Aim of the task: Copy each line of the records that contains the word "USDCAD".

— Begin Dataset —

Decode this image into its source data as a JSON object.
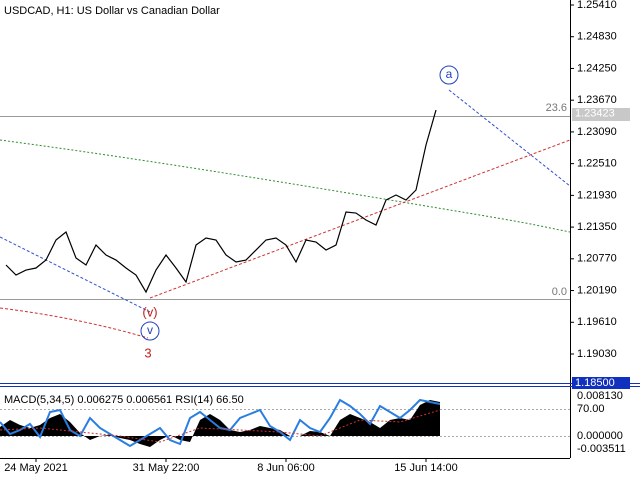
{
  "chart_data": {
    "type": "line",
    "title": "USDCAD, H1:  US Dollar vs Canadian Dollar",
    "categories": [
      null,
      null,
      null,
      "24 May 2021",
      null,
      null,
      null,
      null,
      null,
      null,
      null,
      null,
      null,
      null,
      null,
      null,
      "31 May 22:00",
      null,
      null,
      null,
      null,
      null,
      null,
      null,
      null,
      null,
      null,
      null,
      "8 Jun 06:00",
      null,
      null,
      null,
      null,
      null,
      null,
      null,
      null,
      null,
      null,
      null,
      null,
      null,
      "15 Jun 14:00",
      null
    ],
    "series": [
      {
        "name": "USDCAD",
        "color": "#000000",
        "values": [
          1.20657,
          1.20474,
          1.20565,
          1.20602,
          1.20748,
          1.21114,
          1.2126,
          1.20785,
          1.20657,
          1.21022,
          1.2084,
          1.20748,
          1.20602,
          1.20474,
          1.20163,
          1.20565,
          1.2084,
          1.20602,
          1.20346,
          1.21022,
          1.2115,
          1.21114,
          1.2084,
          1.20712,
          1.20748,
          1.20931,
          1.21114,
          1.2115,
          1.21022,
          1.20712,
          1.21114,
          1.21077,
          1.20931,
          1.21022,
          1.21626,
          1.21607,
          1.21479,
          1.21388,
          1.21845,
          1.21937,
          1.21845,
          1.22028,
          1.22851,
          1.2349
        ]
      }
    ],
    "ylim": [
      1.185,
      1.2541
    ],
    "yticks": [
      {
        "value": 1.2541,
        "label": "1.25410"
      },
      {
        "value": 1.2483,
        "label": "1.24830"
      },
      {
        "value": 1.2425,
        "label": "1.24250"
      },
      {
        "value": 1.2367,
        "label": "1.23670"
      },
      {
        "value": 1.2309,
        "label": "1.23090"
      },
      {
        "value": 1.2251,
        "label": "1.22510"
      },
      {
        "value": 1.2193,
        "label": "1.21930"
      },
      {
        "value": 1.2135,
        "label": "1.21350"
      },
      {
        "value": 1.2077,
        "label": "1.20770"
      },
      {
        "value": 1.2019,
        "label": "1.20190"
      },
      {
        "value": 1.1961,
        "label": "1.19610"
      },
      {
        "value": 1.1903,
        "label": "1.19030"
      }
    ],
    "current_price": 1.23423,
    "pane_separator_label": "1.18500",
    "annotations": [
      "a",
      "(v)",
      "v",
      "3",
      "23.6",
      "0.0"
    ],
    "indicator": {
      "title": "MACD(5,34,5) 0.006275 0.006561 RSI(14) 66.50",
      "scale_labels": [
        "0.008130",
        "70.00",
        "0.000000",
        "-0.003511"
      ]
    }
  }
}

— End Dataset —
— Begin Dataset —

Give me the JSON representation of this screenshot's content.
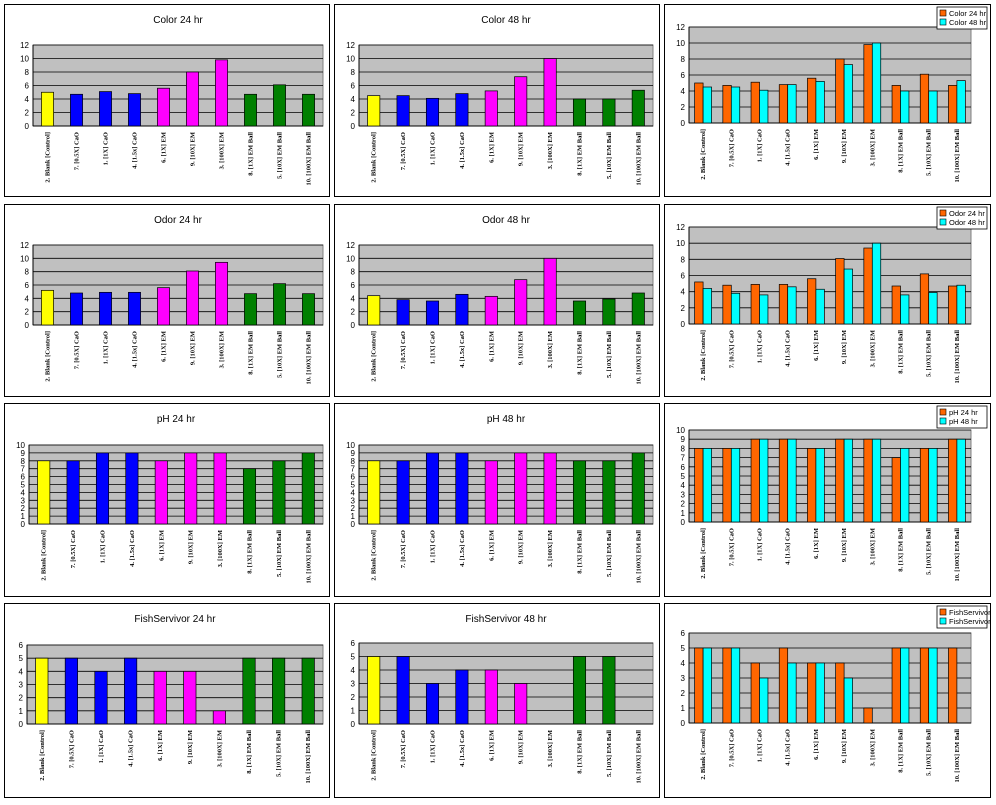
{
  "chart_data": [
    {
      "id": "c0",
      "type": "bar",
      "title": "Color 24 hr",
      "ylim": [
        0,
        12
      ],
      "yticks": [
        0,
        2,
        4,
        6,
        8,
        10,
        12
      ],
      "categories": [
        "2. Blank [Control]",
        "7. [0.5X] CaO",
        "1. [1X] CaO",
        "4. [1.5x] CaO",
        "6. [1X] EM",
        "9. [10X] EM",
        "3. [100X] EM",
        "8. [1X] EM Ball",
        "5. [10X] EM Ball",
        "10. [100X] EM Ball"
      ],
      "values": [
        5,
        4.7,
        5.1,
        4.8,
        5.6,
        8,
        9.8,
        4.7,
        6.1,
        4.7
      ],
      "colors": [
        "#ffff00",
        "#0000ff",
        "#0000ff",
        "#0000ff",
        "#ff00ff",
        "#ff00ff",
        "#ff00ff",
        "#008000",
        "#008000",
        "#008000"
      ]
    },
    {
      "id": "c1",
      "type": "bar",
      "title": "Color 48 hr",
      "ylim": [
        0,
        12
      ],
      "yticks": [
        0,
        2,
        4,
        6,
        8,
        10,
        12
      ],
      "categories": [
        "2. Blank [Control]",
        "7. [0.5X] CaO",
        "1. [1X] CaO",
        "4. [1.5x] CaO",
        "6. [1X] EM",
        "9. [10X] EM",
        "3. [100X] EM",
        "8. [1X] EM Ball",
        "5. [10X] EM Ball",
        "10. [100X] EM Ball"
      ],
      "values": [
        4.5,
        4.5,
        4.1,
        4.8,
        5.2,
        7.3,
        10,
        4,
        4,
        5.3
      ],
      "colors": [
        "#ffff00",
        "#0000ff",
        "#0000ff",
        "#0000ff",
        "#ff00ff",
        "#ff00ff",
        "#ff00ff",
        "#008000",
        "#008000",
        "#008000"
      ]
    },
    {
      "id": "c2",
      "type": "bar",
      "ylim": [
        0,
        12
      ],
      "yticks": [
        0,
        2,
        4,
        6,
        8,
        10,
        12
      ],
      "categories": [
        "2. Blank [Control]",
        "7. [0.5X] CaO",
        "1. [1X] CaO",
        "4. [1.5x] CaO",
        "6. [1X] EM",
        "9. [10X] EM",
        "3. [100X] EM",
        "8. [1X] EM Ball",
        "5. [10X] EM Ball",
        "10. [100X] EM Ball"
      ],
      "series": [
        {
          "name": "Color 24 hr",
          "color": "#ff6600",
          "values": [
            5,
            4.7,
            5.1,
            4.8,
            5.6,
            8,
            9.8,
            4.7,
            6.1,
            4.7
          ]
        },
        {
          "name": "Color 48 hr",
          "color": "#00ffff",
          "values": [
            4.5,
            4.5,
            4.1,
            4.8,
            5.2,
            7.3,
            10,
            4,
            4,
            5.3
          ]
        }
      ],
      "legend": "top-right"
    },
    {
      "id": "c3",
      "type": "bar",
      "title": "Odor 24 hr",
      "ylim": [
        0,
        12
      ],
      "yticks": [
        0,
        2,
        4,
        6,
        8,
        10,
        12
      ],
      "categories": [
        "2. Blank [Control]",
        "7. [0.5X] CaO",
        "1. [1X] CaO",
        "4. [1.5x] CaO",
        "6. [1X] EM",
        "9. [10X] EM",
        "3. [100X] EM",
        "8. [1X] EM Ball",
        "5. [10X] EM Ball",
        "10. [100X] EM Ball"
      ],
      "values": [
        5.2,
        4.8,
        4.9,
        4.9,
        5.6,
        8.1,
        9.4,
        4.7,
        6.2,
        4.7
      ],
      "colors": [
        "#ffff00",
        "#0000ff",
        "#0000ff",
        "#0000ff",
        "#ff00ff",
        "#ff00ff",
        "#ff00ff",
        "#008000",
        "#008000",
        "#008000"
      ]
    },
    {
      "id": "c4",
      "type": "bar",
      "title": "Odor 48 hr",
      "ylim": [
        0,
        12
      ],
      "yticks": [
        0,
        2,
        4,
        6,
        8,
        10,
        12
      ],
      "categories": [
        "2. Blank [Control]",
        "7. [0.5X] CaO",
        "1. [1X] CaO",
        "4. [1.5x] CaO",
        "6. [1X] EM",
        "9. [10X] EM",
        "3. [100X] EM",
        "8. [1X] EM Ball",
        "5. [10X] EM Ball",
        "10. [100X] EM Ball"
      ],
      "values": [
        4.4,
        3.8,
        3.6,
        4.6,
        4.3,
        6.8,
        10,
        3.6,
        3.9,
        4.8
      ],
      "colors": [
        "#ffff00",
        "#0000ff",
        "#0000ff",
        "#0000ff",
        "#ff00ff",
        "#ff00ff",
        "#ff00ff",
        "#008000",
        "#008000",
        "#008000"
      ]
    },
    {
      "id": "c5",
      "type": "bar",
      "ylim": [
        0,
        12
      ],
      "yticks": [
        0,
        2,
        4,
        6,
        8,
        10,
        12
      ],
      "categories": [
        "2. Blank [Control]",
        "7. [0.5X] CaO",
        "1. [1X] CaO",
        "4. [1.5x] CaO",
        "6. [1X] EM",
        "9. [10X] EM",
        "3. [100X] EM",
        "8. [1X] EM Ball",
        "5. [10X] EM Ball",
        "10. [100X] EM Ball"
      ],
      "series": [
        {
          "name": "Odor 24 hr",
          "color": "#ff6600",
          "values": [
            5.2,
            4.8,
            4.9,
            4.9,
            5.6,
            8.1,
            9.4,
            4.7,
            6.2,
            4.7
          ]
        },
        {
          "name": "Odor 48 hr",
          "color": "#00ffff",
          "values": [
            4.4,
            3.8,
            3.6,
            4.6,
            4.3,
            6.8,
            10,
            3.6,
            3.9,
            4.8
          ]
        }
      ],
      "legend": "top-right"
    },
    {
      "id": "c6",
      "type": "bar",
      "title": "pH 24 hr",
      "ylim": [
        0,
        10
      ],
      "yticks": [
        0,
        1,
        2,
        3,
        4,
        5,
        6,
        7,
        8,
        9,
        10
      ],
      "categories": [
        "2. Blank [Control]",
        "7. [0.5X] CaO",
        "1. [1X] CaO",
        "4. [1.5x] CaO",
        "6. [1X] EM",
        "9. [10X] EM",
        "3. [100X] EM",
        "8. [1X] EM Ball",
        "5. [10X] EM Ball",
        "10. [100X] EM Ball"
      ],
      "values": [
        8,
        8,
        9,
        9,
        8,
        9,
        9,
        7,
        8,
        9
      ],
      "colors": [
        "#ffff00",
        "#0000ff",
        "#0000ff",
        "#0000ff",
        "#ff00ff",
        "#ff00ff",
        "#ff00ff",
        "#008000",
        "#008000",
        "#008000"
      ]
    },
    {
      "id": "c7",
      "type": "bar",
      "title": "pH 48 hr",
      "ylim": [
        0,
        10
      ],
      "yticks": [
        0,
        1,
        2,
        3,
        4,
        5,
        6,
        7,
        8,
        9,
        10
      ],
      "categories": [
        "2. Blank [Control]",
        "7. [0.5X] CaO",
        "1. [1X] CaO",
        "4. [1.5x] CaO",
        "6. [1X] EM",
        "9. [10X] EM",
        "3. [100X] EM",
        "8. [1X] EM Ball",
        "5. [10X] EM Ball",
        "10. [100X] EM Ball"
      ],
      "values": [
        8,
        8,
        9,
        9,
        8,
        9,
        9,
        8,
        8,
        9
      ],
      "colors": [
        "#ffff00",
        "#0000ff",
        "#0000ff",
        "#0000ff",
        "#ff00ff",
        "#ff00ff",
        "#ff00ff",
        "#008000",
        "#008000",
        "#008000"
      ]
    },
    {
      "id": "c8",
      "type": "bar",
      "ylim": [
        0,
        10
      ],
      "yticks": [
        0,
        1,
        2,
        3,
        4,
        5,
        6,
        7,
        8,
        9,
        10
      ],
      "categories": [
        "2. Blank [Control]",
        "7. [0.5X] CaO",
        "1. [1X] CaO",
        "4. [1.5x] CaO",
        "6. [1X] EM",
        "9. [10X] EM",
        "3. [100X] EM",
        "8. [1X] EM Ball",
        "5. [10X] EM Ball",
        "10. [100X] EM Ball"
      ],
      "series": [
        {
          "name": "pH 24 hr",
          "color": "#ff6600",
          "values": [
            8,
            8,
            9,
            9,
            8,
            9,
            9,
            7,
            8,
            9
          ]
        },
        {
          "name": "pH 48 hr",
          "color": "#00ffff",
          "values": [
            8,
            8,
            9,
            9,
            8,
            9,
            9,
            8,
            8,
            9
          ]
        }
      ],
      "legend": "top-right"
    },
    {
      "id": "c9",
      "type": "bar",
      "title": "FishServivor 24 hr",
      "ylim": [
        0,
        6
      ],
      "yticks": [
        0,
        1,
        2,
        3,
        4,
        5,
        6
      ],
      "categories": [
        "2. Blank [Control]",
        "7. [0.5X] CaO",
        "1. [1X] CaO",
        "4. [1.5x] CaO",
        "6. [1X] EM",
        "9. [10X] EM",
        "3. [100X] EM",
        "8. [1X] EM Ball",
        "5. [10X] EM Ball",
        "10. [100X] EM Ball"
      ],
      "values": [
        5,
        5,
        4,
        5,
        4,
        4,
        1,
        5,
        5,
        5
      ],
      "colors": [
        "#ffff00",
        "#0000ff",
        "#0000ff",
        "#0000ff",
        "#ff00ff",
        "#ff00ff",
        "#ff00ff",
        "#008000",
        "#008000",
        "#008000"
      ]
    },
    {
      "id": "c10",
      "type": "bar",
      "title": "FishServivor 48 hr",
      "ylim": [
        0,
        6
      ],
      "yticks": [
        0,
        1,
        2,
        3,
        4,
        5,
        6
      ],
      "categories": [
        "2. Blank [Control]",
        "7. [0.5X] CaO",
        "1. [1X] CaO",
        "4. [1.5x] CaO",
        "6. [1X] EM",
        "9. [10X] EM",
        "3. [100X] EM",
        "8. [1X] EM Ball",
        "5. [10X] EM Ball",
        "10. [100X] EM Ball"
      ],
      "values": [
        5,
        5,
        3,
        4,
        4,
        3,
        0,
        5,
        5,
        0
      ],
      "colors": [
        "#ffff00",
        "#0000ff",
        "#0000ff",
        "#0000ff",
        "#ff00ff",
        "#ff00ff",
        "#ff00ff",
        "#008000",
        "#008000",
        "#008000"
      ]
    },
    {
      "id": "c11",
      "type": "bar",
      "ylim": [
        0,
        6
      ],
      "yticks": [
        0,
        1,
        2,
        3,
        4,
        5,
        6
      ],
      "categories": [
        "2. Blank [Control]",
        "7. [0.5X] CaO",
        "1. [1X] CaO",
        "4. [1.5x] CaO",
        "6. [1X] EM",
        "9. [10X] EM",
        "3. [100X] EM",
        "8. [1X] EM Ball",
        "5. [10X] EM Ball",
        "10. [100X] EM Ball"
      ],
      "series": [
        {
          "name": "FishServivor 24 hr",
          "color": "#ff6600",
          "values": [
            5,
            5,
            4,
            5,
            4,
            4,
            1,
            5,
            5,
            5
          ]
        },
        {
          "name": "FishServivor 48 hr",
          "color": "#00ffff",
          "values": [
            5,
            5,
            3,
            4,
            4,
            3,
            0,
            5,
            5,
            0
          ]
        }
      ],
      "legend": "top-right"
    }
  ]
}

— End Dataset —

Correct answer:
    "title": "USDCAD, H1:  US Dollar vs Canadian Dollar",
        "name": "USDCAD",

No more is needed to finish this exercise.